> Dataset records on visual material:
◆ ◆ ◆
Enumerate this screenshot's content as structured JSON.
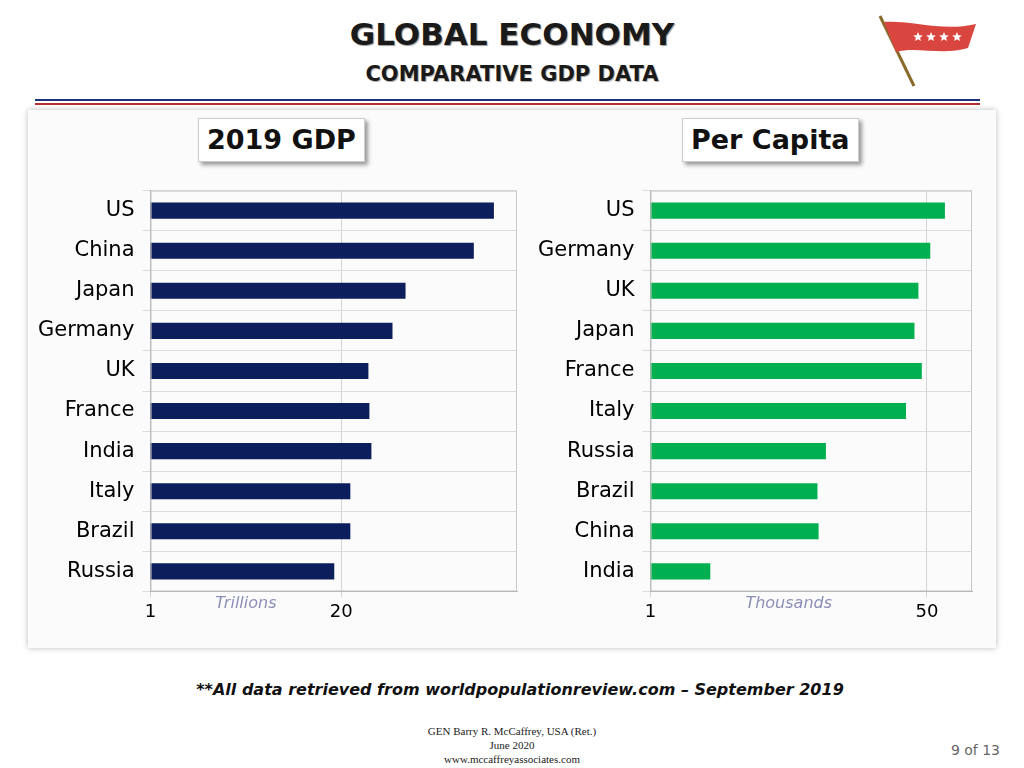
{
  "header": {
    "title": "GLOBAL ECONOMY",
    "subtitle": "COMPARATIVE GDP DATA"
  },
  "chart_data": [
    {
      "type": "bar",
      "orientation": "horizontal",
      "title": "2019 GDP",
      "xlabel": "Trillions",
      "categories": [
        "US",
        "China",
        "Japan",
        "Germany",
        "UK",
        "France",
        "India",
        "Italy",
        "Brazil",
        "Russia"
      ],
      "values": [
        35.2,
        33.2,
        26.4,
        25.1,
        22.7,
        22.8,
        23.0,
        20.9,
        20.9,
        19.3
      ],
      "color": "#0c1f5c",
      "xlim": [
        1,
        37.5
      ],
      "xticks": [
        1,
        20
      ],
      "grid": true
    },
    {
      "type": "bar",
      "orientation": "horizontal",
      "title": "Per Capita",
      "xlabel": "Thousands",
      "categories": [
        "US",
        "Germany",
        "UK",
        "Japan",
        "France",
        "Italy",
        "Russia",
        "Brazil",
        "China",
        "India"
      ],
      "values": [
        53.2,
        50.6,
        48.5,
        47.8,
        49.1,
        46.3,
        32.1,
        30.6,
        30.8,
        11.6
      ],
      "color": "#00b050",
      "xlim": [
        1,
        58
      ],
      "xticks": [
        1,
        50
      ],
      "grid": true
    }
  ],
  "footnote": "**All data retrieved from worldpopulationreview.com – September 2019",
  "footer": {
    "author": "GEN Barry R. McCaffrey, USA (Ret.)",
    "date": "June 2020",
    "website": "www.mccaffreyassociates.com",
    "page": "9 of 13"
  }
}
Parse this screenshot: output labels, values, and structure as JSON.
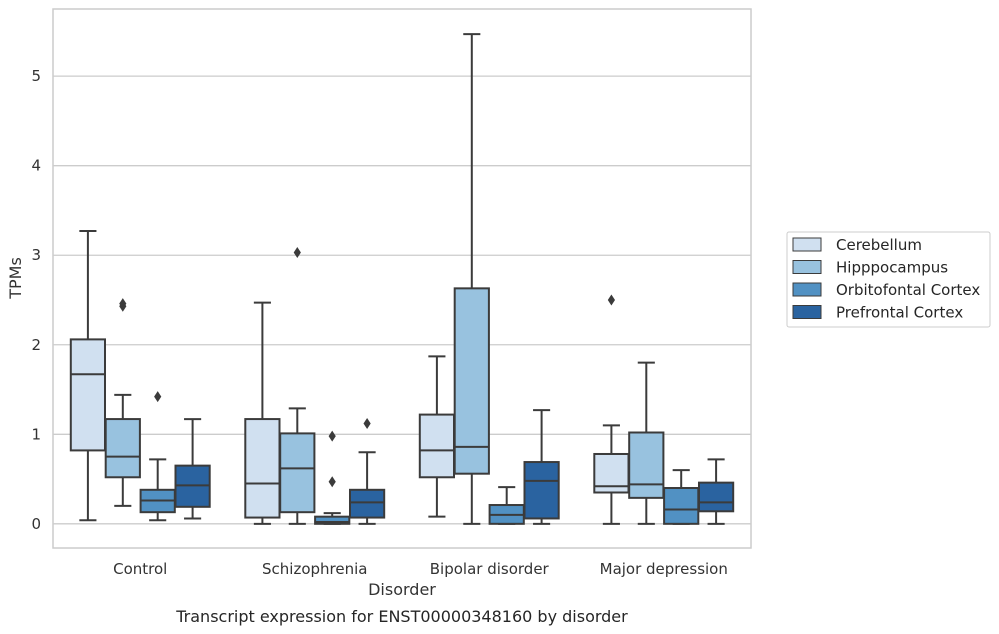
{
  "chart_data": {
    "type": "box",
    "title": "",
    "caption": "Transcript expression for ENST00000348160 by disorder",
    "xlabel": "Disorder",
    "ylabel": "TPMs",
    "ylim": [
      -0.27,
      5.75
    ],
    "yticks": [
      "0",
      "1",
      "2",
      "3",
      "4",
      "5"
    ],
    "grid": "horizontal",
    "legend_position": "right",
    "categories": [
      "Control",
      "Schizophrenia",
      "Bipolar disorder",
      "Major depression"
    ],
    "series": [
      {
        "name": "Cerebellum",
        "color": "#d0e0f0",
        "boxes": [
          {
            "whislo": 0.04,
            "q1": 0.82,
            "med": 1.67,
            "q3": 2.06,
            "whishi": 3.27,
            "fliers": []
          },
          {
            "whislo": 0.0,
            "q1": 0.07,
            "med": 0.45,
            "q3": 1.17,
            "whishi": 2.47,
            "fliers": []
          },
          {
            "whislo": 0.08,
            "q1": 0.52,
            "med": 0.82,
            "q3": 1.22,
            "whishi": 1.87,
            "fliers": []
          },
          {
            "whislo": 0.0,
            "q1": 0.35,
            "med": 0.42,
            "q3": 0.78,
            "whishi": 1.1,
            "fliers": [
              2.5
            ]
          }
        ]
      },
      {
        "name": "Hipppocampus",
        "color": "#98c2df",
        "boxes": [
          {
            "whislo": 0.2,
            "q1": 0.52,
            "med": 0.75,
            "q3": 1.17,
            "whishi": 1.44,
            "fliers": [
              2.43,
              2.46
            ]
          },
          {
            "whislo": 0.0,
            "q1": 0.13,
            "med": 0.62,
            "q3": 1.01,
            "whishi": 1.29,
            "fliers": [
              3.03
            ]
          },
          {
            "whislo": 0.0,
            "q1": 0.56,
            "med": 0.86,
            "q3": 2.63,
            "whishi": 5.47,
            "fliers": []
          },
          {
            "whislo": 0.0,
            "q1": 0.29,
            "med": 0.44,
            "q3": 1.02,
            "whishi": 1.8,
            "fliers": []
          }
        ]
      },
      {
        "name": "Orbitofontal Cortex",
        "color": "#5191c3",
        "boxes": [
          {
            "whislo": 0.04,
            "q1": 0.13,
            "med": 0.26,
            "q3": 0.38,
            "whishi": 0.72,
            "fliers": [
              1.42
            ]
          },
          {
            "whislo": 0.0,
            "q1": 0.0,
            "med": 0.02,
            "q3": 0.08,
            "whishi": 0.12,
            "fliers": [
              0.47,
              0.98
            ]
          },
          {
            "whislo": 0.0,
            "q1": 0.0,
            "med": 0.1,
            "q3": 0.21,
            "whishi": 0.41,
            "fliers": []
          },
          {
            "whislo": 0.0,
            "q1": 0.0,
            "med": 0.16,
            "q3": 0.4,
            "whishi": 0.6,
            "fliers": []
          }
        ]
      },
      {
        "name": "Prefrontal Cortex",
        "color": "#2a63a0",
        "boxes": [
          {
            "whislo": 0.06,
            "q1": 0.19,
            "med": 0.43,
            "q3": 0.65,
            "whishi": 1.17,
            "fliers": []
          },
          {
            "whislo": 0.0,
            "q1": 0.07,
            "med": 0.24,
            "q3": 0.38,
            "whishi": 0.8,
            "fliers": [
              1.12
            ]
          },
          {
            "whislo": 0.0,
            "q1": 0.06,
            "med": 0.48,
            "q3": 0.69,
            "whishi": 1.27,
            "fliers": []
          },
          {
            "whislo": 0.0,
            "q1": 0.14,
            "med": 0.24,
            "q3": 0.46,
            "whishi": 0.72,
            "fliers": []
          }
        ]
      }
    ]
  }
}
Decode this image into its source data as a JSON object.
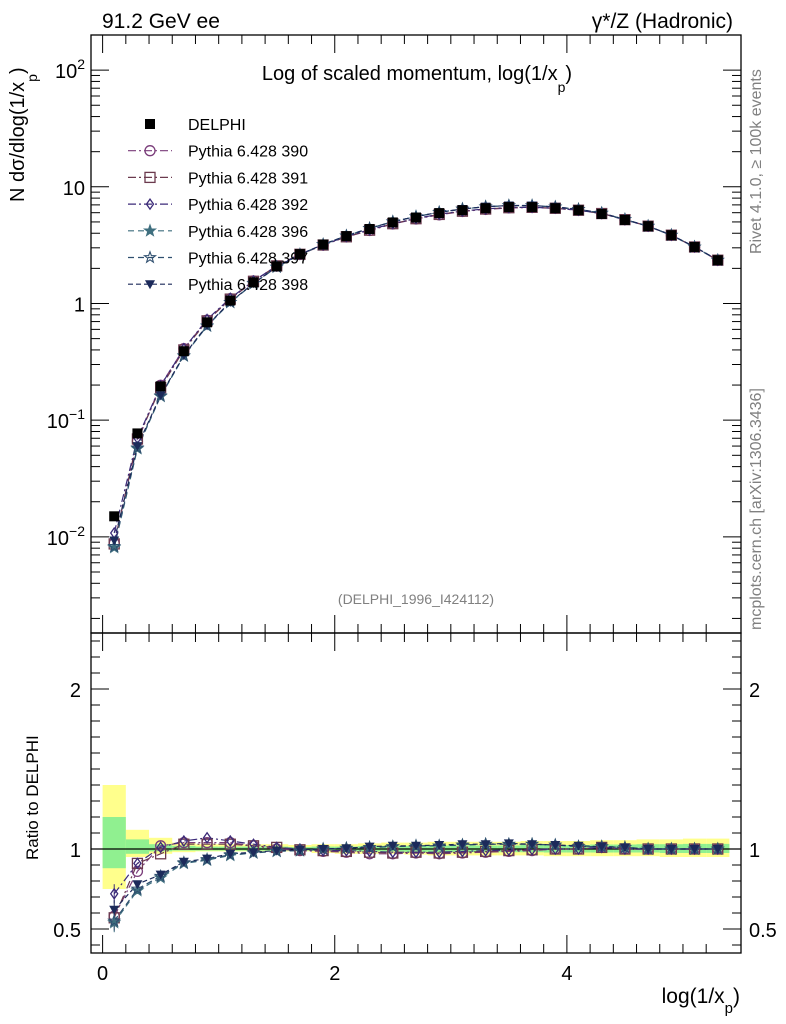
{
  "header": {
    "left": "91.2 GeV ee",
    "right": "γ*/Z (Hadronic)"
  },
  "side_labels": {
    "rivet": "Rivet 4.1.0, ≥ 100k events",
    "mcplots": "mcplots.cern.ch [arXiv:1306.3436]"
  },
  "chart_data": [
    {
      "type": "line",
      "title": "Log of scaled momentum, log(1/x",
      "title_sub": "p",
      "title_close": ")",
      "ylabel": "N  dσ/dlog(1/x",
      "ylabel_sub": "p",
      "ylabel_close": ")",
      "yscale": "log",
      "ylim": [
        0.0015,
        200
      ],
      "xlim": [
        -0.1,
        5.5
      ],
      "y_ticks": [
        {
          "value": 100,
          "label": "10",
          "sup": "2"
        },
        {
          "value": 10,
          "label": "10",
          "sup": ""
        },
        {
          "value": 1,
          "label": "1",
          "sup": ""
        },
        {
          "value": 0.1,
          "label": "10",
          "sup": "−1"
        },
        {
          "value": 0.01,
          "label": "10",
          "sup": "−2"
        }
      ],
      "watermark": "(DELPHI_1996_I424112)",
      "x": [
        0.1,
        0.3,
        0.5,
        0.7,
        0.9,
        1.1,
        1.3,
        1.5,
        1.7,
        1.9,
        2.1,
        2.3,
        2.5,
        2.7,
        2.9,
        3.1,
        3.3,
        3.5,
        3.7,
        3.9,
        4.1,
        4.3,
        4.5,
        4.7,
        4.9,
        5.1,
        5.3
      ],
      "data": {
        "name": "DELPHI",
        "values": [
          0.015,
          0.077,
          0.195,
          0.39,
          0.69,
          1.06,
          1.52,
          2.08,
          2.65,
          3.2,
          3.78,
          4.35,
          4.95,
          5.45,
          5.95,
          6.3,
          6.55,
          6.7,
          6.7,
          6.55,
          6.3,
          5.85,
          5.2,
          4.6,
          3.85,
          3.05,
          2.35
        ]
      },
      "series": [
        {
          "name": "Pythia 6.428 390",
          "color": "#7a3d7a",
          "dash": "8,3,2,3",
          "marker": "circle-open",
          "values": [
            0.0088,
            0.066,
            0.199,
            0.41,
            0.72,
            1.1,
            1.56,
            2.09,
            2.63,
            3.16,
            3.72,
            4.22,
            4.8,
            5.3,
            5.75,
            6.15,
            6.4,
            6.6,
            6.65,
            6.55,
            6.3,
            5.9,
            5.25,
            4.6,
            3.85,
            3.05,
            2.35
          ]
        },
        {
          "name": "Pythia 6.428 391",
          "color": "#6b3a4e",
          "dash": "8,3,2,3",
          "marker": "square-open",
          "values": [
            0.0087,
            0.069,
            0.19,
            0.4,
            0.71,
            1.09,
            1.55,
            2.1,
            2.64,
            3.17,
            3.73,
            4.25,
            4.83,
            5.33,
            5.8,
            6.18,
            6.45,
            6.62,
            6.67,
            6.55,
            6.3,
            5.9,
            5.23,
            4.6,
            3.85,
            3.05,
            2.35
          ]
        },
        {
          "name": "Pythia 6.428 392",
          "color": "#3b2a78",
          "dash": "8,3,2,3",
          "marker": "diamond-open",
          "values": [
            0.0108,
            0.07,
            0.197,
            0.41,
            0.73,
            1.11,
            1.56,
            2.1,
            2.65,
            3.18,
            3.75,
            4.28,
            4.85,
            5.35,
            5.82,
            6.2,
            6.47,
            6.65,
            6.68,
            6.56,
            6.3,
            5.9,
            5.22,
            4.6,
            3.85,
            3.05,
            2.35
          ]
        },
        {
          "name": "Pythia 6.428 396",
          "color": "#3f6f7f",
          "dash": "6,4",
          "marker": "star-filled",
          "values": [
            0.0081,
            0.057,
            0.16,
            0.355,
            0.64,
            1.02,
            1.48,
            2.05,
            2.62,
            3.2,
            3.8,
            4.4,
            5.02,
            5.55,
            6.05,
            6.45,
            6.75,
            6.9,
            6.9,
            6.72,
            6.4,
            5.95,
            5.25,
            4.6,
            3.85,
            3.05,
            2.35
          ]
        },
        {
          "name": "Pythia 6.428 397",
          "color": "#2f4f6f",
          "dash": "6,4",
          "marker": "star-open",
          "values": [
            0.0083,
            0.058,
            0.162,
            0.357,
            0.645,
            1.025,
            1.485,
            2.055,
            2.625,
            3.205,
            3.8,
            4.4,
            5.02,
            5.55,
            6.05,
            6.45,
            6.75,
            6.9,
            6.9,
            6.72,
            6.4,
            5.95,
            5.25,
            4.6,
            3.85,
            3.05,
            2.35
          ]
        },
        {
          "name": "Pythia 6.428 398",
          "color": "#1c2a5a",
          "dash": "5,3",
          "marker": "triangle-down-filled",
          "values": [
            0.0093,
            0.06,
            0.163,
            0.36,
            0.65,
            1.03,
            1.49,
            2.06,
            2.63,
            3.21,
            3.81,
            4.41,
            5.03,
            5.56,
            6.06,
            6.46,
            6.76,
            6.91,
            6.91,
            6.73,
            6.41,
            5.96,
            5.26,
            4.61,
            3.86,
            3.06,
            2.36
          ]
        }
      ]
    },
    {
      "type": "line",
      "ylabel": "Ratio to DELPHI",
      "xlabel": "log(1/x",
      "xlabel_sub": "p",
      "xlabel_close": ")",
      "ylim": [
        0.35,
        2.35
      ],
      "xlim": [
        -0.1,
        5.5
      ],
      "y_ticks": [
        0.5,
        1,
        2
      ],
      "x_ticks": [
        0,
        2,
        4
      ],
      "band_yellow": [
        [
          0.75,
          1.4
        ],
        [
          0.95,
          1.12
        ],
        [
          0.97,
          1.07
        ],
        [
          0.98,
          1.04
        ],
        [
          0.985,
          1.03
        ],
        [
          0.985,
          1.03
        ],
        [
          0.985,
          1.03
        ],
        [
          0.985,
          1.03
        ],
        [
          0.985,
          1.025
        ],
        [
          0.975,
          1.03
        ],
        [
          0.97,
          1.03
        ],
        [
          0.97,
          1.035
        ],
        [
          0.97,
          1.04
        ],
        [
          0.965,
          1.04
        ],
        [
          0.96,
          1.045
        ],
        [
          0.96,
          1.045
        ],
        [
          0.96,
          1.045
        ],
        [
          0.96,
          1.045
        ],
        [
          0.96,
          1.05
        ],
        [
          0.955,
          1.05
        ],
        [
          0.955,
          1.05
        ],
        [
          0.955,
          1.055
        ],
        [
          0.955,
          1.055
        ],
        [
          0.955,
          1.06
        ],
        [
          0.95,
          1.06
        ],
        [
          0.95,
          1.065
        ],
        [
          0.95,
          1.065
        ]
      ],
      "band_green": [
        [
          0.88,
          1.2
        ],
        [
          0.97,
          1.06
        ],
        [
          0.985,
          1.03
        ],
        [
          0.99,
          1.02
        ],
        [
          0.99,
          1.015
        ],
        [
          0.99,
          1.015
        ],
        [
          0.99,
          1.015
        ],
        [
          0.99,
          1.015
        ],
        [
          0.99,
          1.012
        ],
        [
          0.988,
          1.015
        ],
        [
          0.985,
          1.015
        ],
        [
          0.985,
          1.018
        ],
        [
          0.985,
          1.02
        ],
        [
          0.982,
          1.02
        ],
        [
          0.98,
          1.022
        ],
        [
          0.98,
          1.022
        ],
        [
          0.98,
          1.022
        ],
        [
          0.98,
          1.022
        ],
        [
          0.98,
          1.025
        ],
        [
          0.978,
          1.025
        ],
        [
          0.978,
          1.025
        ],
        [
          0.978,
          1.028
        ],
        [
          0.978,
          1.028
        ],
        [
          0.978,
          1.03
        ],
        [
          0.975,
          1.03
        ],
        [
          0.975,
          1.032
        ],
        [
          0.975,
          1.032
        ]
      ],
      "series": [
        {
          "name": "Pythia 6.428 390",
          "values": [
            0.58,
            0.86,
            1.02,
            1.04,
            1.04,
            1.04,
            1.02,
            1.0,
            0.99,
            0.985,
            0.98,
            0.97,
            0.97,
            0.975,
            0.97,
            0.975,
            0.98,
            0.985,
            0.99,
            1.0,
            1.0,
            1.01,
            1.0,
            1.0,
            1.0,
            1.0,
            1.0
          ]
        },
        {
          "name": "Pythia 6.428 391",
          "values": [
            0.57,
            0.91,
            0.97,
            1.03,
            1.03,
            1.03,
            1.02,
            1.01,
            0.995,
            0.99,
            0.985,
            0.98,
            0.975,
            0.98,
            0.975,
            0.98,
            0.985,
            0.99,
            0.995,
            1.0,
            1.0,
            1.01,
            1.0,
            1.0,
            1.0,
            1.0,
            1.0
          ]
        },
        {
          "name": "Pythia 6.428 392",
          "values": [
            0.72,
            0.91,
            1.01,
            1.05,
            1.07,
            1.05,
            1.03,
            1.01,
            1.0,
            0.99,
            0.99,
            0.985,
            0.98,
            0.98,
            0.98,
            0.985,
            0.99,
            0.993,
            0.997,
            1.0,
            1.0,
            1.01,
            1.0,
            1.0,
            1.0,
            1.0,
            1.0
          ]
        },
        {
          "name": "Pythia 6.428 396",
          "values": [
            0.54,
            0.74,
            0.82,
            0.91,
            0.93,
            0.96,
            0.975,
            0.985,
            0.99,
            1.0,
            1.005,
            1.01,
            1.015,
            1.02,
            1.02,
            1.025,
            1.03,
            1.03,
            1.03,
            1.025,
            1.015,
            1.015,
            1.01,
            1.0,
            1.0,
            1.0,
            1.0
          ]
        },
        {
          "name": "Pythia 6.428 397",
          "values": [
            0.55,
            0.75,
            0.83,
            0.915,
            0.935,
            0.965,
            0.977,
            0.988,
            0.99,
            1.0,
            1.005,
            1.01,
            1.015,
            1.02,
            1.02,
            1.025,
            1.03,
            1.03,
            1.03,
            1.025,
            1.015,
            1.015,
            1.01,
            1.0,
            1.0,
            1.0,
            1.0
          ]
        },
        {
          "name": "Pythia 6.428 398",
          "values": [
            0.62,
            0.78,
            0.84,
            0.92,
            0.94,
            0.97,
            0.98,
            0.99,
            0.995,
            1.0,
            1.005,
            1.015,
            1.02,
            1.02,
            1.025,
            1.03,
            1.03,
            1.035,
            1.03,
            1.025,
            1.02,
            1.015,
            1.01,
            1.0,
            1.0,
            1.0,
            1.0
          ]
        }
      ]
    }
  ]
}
◆ ◆ ◆
> DESCRIPTION OF THE TASK:
Pull out every line in the material above where "color" occurs.

> EXPECTED OUTPUT:
      "color": "#0c1f5c",
      "color": "#00b050",
        "color": "#d0e0f0",
        "color": "#98c2df",
        "color": "#5191c3",
        "color": "#2a63a0",
          "color": "#7a3d7a",
          "color": "#6b3a4e",
          "color": "#3b2a78",
          "color": "#3f6f7f",
          "color": "#2f4f6f",
          "color": "#1c2a5a",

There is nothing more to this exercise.